--- BEGIN Supplied records ---

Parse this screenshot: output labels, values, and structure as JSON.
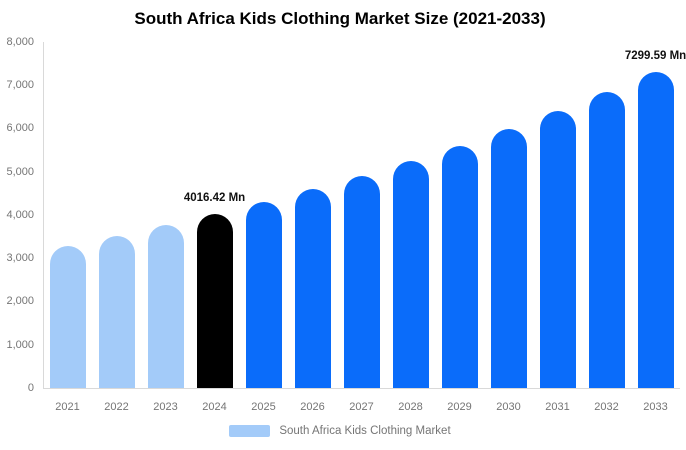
{
  "title": "South Africa Kids Clothing Market Size (2021-2033)",
  "legend": {
    "label": "South Africa Kids Clothing Market",
    "swatch_color": "#a3cbf9"
  },
  "colors": {
    "light_blue": "#a3cbf9",
    "accent_blue": "#0a6cfa",
    "highlight_black": "#000000",
    "axis_line": "#d9d9d9",
    "tick_text": "#757575",
    "title_text": "#000000",
    "data_label_text": "#111111"
  },
  "chart_data": {
    "type": "bar",
    "title": "South Africa Kids Clothing Market Size (2021-2033)",
    "categories": [
      "2021",
      "2022",
      "2023",
      "2024",
      "2025",
      "2026",
      "2027",
      "2028",
      "2029",
      "2030",
      "2031",
      "2032",
      "2033"
    ],
    "values": [
      3290,
      3516,
      3758,
      4016.42,
      4292,
      4587,
      4902,
      5239,
      5598,
      5983,
      6394,
      6833,
      7299.59
    ],
    "unit": "Mn",
    "bar_colors": [
      "#a3cbf9",
      "#a3cbf9",
      "#a3cbf9",
      "#000000",
      "#0a6cfa",
      "#0a6cfa",
      "#0a6cfa",
      "#0a6cfa",
      "#0a6cfa",
      "#0a6cfa",
      "#0a6cfa",
      "#0a6cfa",
      "#0a6cfa"
    ],
    "data_labels": [
      {
        "category": "2024",
        "text": "4016.42 Mn"
      },
      {
        "category": "2033",
        "text": "7299.59 Mn"
      }
    ],
    "xlabel": "",
    "ylabel": "",
    "ylim": [
      0,
      8000
    ],
    "ytick_step": 1000,
    "ytick_labels": [
      "0",
      "1,000",
      "2,000",
      "3,000",
      "4,000",
      "5,000",
      "6,000",
      "7,000",
      "8,000"
    ],
    "grid": false,
    "legend_position": "bottom",
    "legend_entries": [
      "South Africa Kids Clothing Market"
    ]
  }
}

--- END Supplied records ---

| Aim of the exercise |
Go through the material above and count the lines that include "Size". Give the number alone.

| Output |
2